─── Supplied records ───

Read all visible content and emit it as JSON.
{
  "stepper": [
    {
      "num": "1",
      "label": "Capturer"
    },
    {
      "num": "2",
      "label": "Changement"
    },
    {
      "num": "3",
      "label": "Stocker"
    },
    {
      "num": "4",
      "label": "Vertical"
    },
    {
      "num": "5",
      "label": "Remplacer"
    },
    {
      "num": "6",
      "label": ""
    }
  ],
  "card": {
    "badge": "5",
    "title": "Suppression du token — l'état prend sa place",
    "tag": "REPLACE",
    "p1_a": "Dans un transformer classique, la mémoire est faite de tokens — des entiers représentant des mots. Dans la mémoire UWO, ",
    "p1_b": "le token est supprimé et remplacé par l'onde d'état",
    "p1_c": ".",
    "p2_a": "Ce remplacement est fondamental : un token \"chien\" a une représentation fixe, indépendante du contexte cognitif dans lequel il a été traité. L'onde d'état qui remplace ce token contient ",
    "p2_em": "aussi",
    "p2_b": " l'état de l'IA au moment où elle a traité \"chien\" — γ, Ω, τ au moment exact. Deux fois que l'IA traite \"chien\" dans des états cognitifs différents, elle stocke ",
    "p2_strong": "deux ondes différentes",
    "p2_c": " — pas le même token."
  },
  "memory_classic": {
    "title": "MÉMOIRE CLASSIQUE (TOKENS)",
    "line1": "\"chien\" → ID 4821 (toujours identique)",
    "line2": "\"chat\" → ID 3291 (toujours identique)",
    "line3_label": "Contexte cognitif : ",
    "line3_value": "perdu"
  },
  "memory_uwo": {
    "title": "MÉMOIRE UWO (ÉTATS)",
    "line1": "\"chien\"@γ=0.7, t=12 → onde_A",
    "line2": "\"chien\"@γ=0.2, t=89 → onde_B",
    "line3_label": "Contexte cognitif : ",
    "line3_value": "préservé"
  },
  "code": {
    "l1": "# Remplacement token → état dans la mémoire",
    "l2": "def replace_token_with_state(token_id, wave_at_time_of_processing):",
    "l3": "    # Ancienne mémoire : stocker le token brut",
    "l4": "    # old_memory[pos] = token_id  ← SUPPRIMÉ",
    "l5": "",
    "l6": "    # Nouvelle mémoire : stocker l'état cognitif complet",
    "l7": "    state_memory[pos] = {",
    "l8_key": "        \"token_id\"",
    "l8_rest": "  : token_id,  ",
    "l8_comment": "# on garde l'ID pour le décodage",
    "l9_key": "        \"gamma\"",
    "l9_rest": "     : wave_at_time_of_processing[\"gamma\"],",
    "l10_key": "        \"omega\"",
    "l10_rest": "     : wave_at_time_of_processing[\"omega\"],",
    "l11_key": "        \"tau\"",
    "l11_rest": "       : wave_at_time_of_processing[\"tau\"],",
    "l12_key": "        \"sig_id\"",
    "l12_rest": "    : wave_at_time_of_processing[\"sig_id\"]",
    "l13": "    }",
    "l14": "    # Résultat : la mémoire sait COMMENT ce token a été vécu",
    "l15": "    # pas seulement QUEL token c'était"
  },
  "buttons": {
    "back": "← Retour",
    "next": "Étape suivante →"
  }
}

───

■ **Problem statement**: Copy out each record from above, exactly.

■ **Written answer**:
Read all visible content and emit it as JSON.
{
  "stepper": [
    {
      "num": "1",
      "label": "Capturer"
    },
    {
      "num": "2",
      "label": "Changement"
    },
    {
      "num": "3",
      "label": "Stocker"
    },
    {
      "num": "4",
      "label": "Vertical"
    },
    {
      "num": "5",
      "label": "Remplacer"
    },
    {
      "num": "6",
      "label": ""
    }
  ],
  "card": {
    "badge": "5",
    "title": "Suppression du token — l'état prend sa place",
    "tag": "REPLACE",
    "p1_a": "Dans un transformer classique, la mémoire est faite de tokens — des entiers représentant des mots. Dans la mémoire UWO, ",
    "p1_b": "le token est supprimé et remplacé par l'onde d'état",
    "p1_c": ".",
    "p2_a": "Ce remplacement est fondamental : un token \"chien\" a une représentation fixe, indépendante du contexte cognitif dans lequel il a été traité. L'onde d'état qui remplace ce token contient ",
    "p2_em": "aussi",
    "p2_b": " l'état de l'IA au moment où elle a traité \"chien\" — γ, Ω, τ au moment exact. Deux fois que l'IA traite \"chien\" dans des états cognitifs différents, elle stocke ",
    "p2_strong": "deux ondes différentes",
    "p2_c": " — pas le même token."
  },
  "memory_classic": {
    "title": "MÉMOIRE CLASSIQUE (TOKENS)",
    "line1": "\"chien\" → ID 4821 (toujours identique)",
    "line2": "\"chat\" → ID 3291 (toujours identique)",
    "line3_label": "Contexte cognitif : ",
    "line3_value": "perdu"
  },
  "memory_uwo": {
    "title": "MÉMOIRE UWO (ÉTATS)",
    "line1": "\"chien\"@γ=0.7, t=12 → onde_A",
    "line2": "\"chien\"@γ=0.2, t=89 → onde_B",
    "line3_label": "Contexte cognitif : ",
    "line3_value": "préservé"
  },
  "code": {
    "l1": "# Remplacement token → état dans la mémoire",
    "l2": "def replace_token_with_state(token_id, wave_at_time_of_processing):",
    "l3": "    # Ancienne mémoire : stocker le token brut",
    "l4": "    # old_memory[pos] = token_id  ← SUPPRIMÉ",
    "l5": "",
    "l6": "    # Nouvelle mémoire : stocker l'état cognitif complet",
    "l7": "    state_memory[pos] = {",
    "l8_key": "        \"token_id\"",
    "l8_rest": "  : token_id,  ",
    "l8_comment": "# on garde l'ID pour le décodage",
    "l9_key": "        \"gamma\"",
    "l9_rest": "     : wave_at_time_of_processing[\"gamma\"],",
    "l10_key": "        \"omega\"",
    "l10_rest": "     : wave_at_time_of_processing[\"omega\"],",
    "l11_key": "        \"tau\"",
    "l11_rest": "       : wave_at_time_of_processing[\"tau\"],",
    "l12_key": "        \"sig_id\"",
    "l12_rest": "    : wave_at_time_of_processing[\"sig_id\"]",
    "l13": "    }",
    "l14": "    # Résultat : la mémoire sait COMMENT ce token a été vécu",
    "l15": "    # pas seulement QUEL token c'était"
  },
  "buttons": {
    "back": "← Retour",
    "next": "Étape suivante →"
  }
}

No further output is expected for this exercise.